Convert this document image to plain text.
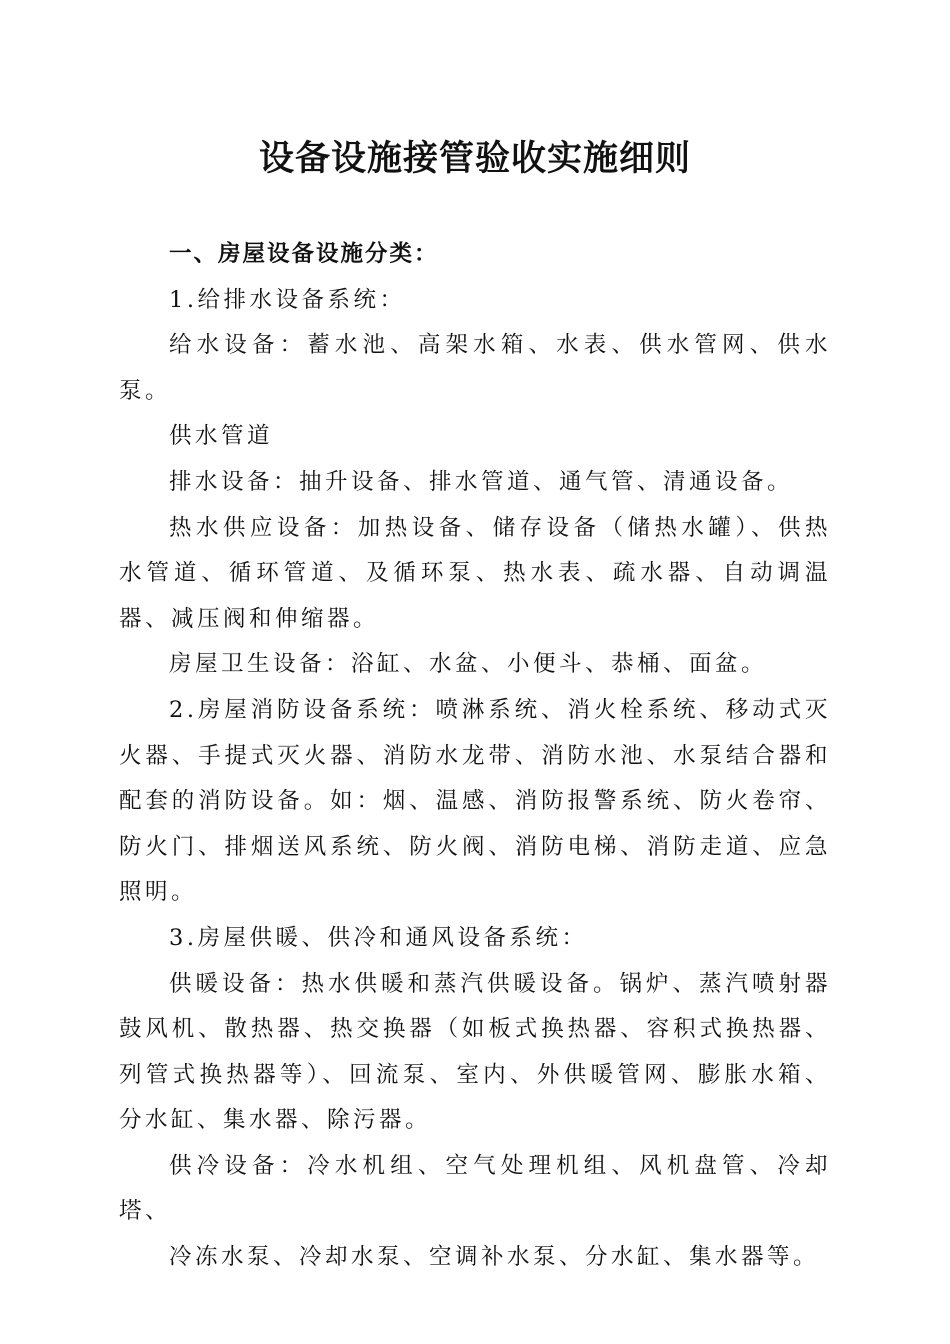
设备设施接管验收实施细则

一、房屋设备设施分类：

1.给排水设备系统：

给水设备：蓄水池、高架水箱、水表、供水管网、供水泵。

供水管道

排水设备：抽升设备、排水管道、通气管、清通设备。

热水供应设备：加热设备、储存设备（储热水罐）、供热水管道、循环管道、及循环泵、热水表、疏水器、自动调温器、减压阀和伸缩器。

房屋卫生设备：浴缸、水盆、小便斗、恭桶、面盆。

2.房屋消防设备系统：喷淋系统、消火栓系统、移动式灭火器、手提式灭火器、消防水龙带、消防水池、水泵结合器和配套的消防设备。如：烟、温感、消防报警系统、防火卷帘、防火门、排烟送风系统、防火阀、消防电梯、消防走道、应急照明。

3.房屋供暖、供冷和通风设备系统：

供暖设备：热水供暖和蒸汽供暖设备。锅炉、蒸汽喷射器鼓风机、散热器、热交换器（如板式换热器、容积式换热器、列管式换热器等）、回流泵、室内、外供暖管网、膨胀水箱、分水缸、集水器、除污器。

供冷设备：冷水机组、空气处理机组、风机盘管、冷却塔、

冷冻水泵、冷却水泵、空调补水泵、分水缸、集水器等。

|---|

* [EXERCISE DIRECTIONS] Transcribe each line above verbatim, with the pictures left out.

* [SOLUTION TO THE EXERCISE]
Convert this document image to plain text.
设备设施接管验收实施细则

一、房屋设备设施分类：

1.给排水设备系统：

给水设备：蓄水池、高架水箱、水表、供水管网、供水泵。

供水管道

排水设备：抽升设备、排水管道、通气管、清通设备。

热水供应设备：加热设备、储存设备（储热水罐）、供热水管道、循环管道、及循环泵、热水表、疏水器、自动调温器、减压阀和伸缩器。

房屋卫生设备：浴缸、水盆、小便斗、恭桶、面盆。

2.房屋消防设备系统：喷淋系统、消火栓系统、移动式灭火器、手提式灭火器、消防水龙带、消防水池、水泵结合器和配套的消防设备。如：烟、温感、消防报警系统、防火卷帘、防火门、排烟送风系统、防火阀、消防电梯、消防走道、应急照明。

3.房屋供暖、供冷和通风设备系统：

供暖设备：热水供暖和蒸汽供暖设备。锅炉、蒸汽喷射器鼓风机、散热器、热交换器（如板式换热器、容积式换热器、列管式换热器等）、回流泵、室内、外供暖管网、膨胀水箱、分水缸、集水器、除污器。

供冷设备：冷水机组、空气处理机组、风机盘管、冷却塔、

冷冻水泵、冷却水泵、空调补水泵、分水缸、集水器等。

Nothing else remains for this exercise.